>> start MATERIALS PROVIDED
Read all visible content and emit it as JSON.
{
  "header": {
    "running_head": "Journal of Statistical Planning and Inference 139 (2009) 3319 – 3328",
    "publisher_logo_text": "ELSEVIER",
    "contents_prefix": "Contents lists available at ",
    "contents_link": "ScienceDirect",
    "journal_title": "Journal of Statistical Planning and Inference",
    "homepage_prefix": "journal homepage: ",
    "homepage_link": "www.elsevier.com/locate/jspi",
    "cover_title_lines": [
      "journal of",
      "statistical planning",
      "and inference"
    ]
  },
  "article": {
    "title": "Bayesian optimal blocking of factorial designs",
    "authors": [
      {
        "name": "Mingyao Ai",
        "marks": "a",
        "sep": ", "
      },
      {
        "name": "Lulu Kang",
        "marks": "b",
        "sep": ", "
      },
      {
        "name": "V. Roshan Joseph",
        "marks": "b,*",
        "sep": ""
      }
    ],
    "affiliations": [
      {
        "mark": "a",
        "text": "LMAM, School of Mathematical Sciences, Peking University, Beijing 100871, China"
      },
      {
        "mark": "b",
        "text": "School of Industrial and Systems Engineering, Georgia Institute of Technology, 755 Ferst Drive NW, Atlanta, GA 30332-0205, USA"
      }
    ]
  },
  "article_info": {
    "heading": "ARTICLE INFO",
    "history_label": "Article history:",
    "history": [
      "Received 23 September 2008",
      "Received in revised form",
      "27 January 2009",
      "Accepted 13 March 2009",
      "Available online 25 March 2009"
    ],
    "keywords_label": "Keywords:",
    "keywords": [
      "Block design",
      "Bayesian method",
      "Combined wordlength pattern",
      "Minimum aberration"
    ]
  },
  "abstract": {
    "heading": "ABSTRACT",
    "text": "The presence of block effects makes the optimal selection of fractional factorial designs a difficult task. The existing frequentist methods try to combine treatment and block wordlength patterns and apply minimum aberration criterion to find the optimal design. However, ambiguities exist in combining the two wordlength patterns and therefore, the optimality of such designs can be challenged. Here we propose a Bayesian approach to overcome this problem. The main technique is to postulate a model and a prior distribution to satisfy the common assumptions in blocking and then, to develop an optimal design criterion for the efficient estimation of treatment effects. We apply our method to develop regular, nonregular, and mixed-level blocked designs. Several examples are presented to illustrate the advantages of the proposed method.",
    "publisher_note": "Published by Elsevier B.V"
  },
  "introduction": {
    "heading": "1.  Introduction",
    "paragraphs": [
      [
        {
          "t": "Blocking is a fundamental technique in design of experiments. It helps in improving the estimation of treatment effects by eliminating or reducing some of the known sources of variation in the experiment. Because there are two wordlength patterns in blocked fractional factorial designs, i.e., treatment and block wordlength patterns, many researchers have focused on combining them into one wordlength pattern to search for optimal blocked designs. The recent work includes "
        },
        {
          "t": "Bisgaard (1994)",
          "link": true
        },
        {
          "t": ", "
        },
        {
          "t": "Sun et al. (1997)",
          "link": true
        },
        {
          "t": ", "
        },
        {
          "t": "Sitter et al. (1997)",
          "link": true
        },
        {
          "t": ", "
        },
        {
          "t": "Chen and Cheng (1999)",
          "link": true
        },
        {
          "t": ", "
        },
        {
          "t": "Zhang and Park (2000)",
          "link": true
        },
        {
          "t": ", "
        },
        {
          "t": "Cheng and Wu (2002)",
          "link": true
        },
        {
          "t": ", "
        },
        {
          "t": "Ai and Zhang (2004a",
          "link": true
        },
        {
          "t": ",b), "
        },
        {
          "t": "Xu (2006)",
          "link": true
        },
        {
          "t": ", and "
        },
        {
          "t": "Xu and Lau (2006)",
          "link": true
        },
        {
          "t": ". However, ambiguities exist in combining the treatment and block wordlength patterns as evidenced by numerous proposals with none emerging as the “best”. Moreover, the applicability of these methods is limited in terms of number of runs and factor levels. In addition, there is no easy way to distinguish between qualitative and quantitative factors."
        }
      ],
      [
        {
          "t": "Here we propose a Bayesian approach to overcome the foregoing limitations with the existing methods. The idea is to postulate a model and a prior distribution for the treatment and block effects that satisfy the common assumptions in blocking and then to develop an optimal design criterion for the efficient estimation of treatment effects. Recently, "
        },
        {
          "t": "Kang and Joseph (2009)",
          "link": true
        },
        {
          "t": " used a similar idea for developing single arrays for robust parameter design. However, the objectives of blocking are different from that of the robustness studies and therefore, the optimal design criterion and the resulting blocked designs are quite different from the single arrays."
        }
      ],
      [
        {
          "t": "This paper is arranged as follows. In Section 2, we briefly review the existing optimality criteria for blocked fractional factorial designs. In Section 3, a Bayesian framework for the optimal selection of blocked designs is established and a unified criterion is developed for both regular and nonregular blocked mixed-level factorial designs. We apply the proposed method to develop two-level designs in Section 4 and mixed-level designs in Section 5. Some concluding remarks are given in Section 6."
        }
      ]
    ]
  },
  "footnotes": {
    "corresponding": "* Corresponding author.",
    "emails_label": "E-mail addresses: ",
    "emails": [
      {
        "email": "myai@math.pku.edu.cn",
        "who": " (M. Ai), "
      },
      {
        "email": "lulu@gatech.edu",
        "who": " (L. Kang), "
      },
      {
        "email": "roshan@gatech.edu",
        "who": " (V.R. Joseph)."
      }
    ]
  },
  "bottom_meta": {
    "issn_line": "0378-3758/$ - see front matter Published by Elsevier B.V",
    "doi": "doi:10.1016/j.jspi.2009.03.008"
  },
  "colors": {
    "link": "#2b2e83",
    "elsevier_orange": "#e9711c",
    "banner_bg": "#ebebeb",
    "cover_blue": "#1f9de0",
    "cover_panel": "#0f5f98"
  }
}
>> end MATERIALS PROVIDED
Give all the records again. Match them exactly.

▸ WRITTEN SOLUTION:
Read all visible content and emit it as JSON.
{
  "header": {
    "running_head": "Journal of Statistical Planning and Inference 139 (2009) 3319 – 3328",
    "publisher_logo_text": "ELSEVIER",
    "contents_prefix": "Contents lists available at ",
    "contents_link": "ScienceDirect",
    "journal_title": "Journal of Statistical Planning and Inference",
    "homepage_prefix": "journal homepage: ",
    "homepage_link": "www.elsevier.com/locate/jspi",
    "cover_title_lines": [
      "journal of",
      "statistical planning",
      "and inference"
    ]
  },
  "article": {
    "title": "Bayesian optimal blocking of factorial designs",
    "authors": [
      {
        "name": "Mingyao Ai",
        "marks": "a",
        "sep": ", "
      },
      {
        "name": "Lulu Kang",
        "marks": "b",
        "sep": ", "
      },
      {
        "name": "V. Roshan Joseph",
        "marks": "b,*",
        "sep": ""
      }
    ],
    "affiliations": [
      {
        "mark": "a",
        "text": "LMAM, School of Mathematical Sciences, Peking University, Beijing 100871, China"
      },
      {
        "mark": "b",
        "text": "School of Industrial and Systems Engineering, Georgia Institute of Technology, 755 Ferst Drive NW, Atlanta, GA 30332-0205, USA"
      }
    ]
  },
  "article_info": {
    "heading": "ARTICLE INFO",
    "history_label": "Article history:",
    "history": [
      "Received 23 September 2008",
      "Received in revised form",
      "27 January 2009",
      "Accepted 13 March 2009",
      "Available online 25 March 2009"
    ],
    "keywords_label": "Keywords:",
    "keywords": [
      "Block design",
      "Bayesian method",
      "Combined wordlength pattern",
      "Minimum aberration"
    ]
  },
  "abstract": {
    "heading": "ABSTRACT",
    "text": "The presence of block effects makes the optimal selection of fractional factorial designs a difficult task. The existing frequentist methods try to combine treatment and block wordlength patterns and apply minimum aberration criterion to find the optimal design. However, ambiguities exist in combining the two wordlength patterns and therefore, the optimality of such designs can be challenged. Here we propose a Bayesian approach to overcome this problem. The main technique is to postulate a model and a prior distribution to satisfy the common assumptions in blocking and then, to develop an optimal design criterion for the efficient estimation of treatment effects. We apply our method to develop regular, nonregular, and mixed-level blocked designs. Several examples are presented to illustrate the advantages of the proposed method.",
    "publisher_note": "Published by Elsevier B.V"
  },
  "introduction": {
    "heading": "1.  Introduction",
    "paragraphs": [
      [
        {
          "t": "Blocking is a fundamental technique in design of experiments. It helps in improving the estimation of treatment effects by eliminating or reducing some of the known sources of variation in the experiment. Because there are two wordlength patterns in blocked fractional factorial designs, i.e., treatment and block wordlength patterns, many researchers have focused on combining them into one wordlength pattern to search for optimal blocked designs. The recent work includes "
        },
        {
          "t": "Bisgaard (1994)",
          "link": true
        },
        {
          "t": ", "
        },
        {
          "t": "Sun et al. (1997)",
          "link": true
        },
        {
          "t": ", "
        },
        {
          "t": "Sitter et al. (1997)",
          "link": true
        },
        {
          "t": ", "
        },
        {
          "t": "Chen and Cheng (1999)",
          "link": true
        },
        {
          "t": ", "
        },
        {
          "t": "Zhang and Park (2000)",
          "link": true
        },
        {
          "t": ", "
        },
        {
          "t": "Cheng and Wu (2002)",
          "link": true
        },
        {
          "t": ", "
        },
        {
          "t": "Ai and Zhang (2004a",
          "link": true
        },
        {
          "t": ",b), "
        },
        {
          "t": "Xu (2006)",
          "link": true
        },
        {
          "t": ", and "
        },
        {
          "t": "Xu and Lau (2006)",
          "link": true
        },
        {
          "t": ". However, ambiguities exist in combining the treatment and block wordlength patterns as evidenced by numerous proposals with none emerging as the “best”. Moreover, the applicability of these methods is limited in terms of number of runs and factor levels. In addition, there is no easy way to distinguish between qualitative and quantitative factors."
        }
      ],
      [
        {
          "t": "Here we propose a Bayesian approach to overcome the foregoing limitations with the existing methods. The idea is to postulate a model and a prior distribution for the treatment and block effects that satisfy the common assumptions in blocking and then to develop an optimal design criterion for the efficient estimation of treatment effects. Recently, "
        },
        {
          "t": "Kang and Joseph (2009)",
          "link": true
        },
        {
          "t": " used a similar idea for developing single arrays for robust parameter design. However, the objectives of blocking are different from that of the robustness studies and therefore, the optimal design criterion and the resulting blocked designs are quite different from the single arrays."
        }
      ],
      [
        {
          "t": "This paper is arranged as follows. In Section 2, we briefly review the existing optimality criteria for blocked fractional factorial designs. In Section 3, a Bayesian framework for the optimal selection of blocked designs is established and a unified criterion is developed for both regular and nonregular blocked mixed-level factorial designs. We apply the proposed method to develop two-level designs in Section 4 and mixed-level designs in Section 5. Some concluding remarks are given in Section 6."
        }
      ]
    ]
  },
  "footnotes": {
    "corresponding": "* Corresponding author.",
    "emails_label": "E-mail addresses: ",
    "emails": [
      {
        "email": "myai@math.pku.edu.cn",
        "who": " (M. Ai), "
      },
      {
        "email": "lulu@gatech.edu",
        "who": " (L. Kang), "
      },
      {
        "email": "roshan@gatech.edu",
        "who": " (V.R. Joseph)."
      }
    ]
  },
  "bottom_meta": {
    "issn_line": "0378-3758/$ - see front matter Published by Elsevier B.V",
    "doi": "doi:10.1016/j.jspi.2009.03.008"
  },
  "colors": {
    "link": "#2b2e83",
    "elsevier_orange": "#e9711c",
    "banner_bg": "#ebebeb",
    "cover_blue": "#1f9de0",
    "cover_panel": "#0f5f98"
  }
}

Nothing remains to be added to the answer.